• _Task instructions_
Repeat all of the data precisely.

• _Information provided_
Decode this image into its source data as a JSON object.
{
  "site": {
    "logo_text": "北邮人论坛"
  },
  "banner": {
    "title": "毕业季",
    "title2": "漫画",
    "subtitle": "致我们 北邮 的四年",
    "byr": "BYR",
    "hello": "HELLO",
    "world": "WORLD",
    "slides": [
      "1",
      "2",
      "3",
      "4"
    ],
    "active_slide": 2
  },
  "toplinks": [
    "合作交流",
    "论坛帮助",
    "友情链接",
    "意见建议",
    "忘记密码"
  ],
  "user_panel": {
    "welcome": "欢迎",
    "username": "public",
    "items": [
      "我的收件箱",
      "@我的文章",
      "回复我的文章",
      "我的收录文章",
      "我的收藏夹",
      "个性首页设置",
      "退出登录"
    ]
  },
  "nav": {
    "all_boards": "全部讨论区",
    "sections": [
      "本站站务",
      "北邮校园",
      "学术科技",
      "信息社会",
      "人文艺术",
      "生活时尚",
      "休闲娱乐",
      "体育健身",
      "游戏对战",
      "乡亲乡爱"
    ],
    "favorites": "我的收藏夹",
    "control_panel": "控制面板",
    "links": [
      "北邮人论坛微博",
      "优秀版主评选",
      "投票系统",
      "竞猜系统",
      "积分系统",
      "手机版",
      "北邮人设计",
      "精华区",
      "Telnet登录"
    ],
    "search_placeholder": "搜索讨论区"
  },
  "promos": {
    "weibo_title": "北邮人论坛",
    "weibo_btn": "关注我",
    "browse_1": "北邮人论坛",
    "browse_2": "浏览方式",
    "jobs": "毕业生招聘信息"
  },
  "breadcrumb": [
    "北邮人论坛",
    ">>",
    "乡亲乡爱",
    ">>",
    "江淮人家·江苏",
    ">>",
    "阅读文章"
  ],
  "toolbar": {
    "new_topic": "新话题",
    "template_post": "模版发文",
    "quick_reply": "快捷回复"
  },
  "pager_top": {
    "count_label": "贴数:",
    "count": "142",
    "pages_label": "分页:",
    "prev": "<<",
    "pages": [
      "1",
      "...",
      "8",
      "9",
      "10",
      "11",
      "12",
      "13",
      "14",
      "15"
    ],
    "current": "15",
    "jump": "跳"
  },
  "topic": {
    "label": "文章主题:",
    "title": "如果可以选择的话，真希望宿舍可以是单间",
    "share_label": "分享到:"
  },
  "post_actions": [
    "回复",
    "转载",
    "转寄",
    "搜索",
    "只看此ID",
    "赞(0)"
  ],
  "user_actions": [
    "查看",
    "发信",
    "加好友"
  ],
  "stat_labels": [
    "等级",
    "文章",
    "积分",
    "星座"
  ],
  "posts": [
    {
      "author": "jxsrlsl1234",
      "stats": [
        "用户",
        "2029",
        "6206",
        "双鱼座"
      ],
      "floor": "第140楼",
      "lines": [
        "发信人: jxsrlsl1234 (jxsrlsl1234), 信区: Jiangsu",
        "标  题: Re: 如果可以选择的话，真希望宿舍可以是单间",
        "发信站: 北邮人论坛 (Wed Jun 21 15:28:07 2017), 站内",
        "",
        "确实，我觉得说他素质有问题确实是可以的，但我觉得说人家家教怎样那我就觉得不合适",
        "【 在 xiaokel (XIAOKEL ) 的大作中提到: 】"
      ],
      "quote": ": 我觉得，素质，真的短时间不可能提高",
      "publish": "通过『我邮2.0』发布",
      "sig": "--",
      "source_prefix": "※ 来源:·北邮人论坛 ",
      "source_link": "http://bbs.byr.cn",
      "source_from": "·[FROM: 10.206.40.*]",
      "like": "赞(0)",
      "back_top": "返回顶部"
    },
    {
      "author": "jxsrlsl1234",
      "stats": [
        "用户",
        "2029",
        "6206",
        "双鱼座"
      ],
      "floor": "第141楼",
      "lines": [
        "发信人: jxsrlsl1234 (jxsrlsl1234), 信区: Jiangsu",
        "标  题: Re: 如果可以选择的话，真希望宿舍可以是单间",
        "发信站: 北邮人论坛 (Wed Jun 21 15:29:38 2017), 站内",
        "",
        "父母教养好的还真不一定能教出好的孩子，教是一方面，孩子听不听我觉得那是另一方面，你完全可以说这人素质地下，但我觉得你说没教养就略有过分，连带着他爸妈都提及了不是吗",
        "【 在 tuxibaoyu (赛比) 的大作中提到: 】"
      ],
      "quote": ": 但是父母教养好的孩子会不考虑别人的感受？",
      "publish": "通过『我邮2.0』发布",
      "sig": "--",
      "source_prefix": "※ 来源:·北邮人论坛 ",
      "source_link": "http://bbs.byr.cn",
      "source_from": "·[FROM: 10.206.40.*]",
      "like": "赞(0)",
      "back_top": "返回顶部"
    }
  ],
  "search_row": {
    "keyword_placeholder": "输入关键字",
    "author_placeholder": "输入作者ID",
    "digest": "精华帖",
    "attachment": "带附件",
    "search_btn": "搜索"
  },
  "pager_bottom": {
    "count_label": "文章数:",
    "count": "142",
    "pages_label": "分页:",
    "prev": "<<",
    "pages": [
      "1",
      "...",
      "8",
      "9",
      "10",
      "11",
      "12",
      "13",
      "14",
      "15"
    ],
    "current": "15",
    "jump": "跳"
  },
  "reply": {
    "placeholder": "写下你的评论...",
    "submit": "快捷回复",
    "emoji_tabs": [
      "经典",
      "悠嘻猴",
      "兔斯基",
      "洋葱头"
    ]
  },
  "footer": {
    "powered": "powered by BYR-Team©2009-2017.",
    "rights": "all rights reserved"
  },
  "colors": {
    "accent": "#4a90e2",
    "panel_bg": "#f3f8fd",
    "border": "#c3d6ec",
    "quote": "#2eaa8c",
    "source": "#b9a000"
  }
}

• _Answer to this problem_
Decode this image into its source data as a JSON object.
{
  "site": {
    "logo_text": "北邮人论坛"
  },
  "banner": {
    "title": "毕业季",
    "title2": "漫画",
    "subtitle": "致我们 北邮 的四年",
    "byr": "BYR",
    "hello": "HELLO",
    "world": "WORLD",
    "slides": [
      "1",
      "2",
      "3",
      "4"
    ],
    "active_slide": 2
  },
  "toplinks": [
    "合作交流",
    "论坛帮助",
    "友情链接",
    "意见建议",
    "忘记密码"
  ],
  "user_panel": {
    "welcome": "欢迎",
    "username": "public",
    "items": [
      "我的收件箱",
      "@我的文章",
      "回复我的文章",
      "我的收录文章",
      "我的收藏夹",
      "个性首页设置",
      "退出登录"
    ]
  },
  "nav": {
    "all_boards": "全部讨论区",
    "sections": [
      "本站站务",
      "北邮校园",
      "学术科技",
      "信息社会",
      "人文艺术",
      "生活时尚",
      "休闲娱乐",
      "体育健身",
      "游戏对战",
      "乡亲乡爱"
    ],
    "favorites": "我的收藏夹",
    "control_panel": "控制面板",
    "links": [
      "北邮人论坛微博",
      "优秀版主评选",
      "投票系统",
      "竞猜系统",
      "积分系统",
      "手机版",
      "北邮人设计",
      "精华区",
      "Telnet登录"
    ],
    "search_placeholder": "搜索讨论区"
  },
  "promos": {
    "weibo_title": "北邮人论坛",
    "weibo_btn": "关注我",
    "browse_1": "北邮人论坛",
    "browse_2": "浏览方式",
    "jobs": "毕业生招聘信息"
  },
  "breadcrumb": [
    "北邮人论坛",
    ">>",
    "乡亲乡爱",
    ">>",
    "江淮人家·江苏",
    ">>",
    "阅读文章"
  ],
  "toolbar": {
    "new_topic": "新话题",
    "template_post": "模版发文",
    "quick_reply": "快捷回复"
  },
  "pager_top": {
    "count_label": "贴数:",
    "count": "142",
    "pages_label": "分页:",
    "prev": "<<",
    "pages": [
      "1",
      "...",
      "8",
      "9",
      "10",
      "11",
      "12",
      "13",
      "14",
      "15"
    ],
    "current": "15",
    "jump": "跳"
  },
  "topic": {
    "label": "文章主题:",
    "title": "如果可以选择的话，真希望宿舍可以是单间",
    "share_label": "分享到:"
  },
  "post_actions": [
    "回复",
    "转载",
    "转寄",
    "搜索",
    "只看此ID",
    "赞(0)"
  ],
  "user_actions": [
    "查看",
    "发信",
    "加好友"
  ],
  "stat_labels": [
    "等级",
    "文章",
    "积分",
    "星座"
  ],
  "posts": [
    {
      "author": "jxsrlsl1234",
      "stats": [
        "用户",
        "2029",
        "6206",
        "双鱼座"
      ],
      "floor": "第140楼",
      "lines": [
        "发信人: jxsrlsl1234 (jxsrlsl1234), 信区: Jiangsu",
        "标  题: Re: 如果可以选择的话，真希望宿舍可以是单间",
        "发信站: 北邮人论坛 (Wed Jun 21 15:28:07 2017), 站内",
        "",
        "确实，我觉得说他素质有问题确实是可以的，但我觉得说人家家教怎样那我就觉得不合适",
        "【 在 xiaokel (XIAOKEL ) 的大作中提到: 】"
      ],
      "quote": ": 我觉得，素质，真的短时间不可能提高",
      "publish": "通过『我邮2.0』发布",
      "sig": "--",
      "source_prefix": "※ 来源:·北邮人论坛 ",
      "source_link": "http://bbs.byr.cn",
      "source_from": "·[FROM: 10.206.40.*]",
      "like": "赞(0)",
      "back_top": "返回顶部"
    },
    {
      "author": "jxsrlsl1234",
      "stats": [
        "用户",
        "2029",
        "6206",
        "双鱼座"
      ],
      "floor": "第141楼",
      "lines": [
        "发信人: jxsrlsl1234 (jxsrlsl1234), 信区: Jiangsu",
        "标  题: Re: 如果可以选择的话，真希望宿舍可以是单间",
        "发信站: 北邮人论坛 (Wed Jun 21 15:29:38 2017), 站内",
        "",
        "父母教养好的还真不一定能教出好的孩子，教是一方面，孩子听不听我觉得那是另一方面，你完全可以说这人素质地下，但我觉得你说没教养就略有过分，连带着他爸妈都提及了不是吗",
        "【 在 tuxibaoyu (赛比) 的大作中提到: 】"
      ],
      "quote": ": 但是父母教养好的孩子会不考虑别人的感受？",
      "publish": "通过『我邮2.0』发布",
      "sig": "--",
      "source_prefix": "※ 来源:·北邮人论坛 ",
      "source_link": "http://bbs.byr.cn",
      "source_from": "·[FROM: 10.206.40.*]",
      "like": "赞(0)",
      "back_top": "返回顶部"
    }
  ],
  "search_row": {
    "keyword_placeholder": "输入关键字",
    "author_placeholder": "输入作者ID",
    "digest": "精华帖",
    "attachment": "带附件",
    "search_btn": "搜索"
  },
  "pager_bottom": {
    "count_label": "文章数:",
    "count": "142",
    "pages_label": "分页:",
    "prev": "<<",
    "pages": [
      "1",
      "...",
      "8",
      "9",
      "10",
      "11",
      "12",
      "13",
      "14",
      "15"
    ],
    "current": "15",
    "jump": "跳"
  },
  "reply": {
    "placeholder": "写下你的评论...",
    "submit": "快捷回复",
    "emoji_tabs": [
      "经典",
      "悠嘻猴",
      "兔斯基",
      "洋葱头"
    ]
  },
  "footer": {
    "powered": "powered by BYR-Team©2009-2017.",
    "rights": "all rights reserved"
  },
  "colors": {
    "accent": "#4a90e2",
    "panel_bg": "#f3f8fd",
    "border": "#c3d6ec",
    "quote": "#2eaa8c",
    "source": "#b9a000"
  }
}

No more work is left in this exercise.